Challenge
Copy each line in which the string "көкөністермен" occurs.

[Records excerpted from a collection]
* start *

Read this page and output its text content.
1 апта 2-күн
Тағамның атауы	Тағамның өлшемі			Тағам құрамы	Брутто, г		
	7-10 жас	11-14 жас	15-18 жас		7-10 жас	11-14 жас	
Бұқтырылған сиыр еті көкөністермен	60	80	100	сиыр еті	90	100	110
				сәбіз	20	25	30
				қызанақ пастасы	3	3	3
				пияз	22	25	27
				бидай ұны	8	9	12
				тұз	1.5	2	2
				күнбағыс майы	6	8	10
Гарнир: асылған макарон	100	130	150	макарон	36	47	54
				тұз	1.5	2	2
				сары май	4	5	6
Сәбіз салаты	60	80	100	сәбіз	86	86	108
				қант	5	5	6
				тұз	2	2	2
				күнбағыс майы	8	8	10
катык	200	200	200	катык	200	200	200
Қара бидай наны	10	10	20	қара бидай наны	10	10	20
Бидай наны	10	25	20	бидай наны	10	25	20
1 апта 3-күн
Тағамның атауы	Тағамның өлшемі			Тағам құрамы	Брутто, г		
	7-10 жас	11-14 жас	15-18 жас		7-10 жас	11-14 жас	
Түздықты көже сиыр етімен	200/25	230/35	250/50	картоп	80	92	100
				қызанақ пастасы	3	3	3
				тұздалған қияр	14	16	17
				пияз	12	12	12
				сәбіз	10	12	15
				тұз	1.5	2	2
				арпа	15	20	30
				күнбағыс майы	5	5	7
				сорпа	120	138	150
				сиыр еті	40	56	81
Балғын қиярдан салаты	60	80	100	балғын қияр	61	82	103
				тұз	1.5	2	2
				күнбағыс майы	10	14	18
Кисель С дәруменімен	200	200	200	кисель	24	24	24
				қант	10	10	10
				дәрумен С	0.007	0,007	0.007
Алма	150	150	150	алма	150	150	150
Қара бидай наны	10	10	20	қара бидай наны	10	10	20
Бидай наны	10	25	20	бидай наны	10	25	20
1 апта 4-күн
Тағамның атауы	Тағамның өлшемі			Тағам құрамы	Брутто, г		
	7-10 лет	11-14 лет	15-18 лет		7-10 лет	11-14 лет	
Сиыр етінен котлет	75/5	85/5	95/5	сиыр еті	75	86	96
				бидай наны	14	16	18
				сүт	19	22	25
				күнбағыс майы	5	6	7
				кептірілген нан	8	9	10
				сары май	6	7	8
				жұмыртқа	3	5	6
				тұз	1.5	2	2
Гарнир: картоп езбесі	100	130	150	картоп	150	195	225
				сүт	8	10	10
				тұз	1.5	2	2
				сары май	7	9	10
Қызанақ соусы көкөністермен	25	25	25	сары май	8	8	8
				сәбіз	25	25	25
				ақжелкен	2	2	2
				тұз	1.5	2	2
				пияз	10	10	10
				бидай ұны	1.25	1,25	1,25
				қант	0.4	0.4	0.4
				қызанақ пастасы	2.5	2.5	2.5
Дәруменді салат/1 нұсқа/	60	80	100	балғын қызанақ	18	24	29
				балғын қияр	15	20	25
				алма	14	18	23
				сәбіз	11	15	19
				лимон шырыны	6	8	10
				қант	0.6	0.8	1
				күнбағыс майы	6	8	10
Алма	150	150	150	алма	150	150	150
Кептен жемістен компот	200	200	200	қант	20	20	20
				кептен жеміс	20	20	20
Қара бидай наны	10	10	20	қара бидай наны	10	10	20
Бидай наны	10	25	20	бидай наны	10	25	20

* end *

Output for this exercise
Бұқтырылған сиыр еті көкөністермен	60	80	100	сиыр еті	90	100	110
Қызанақ соусы көкөністермен	25	25	25	сары май	8	8	8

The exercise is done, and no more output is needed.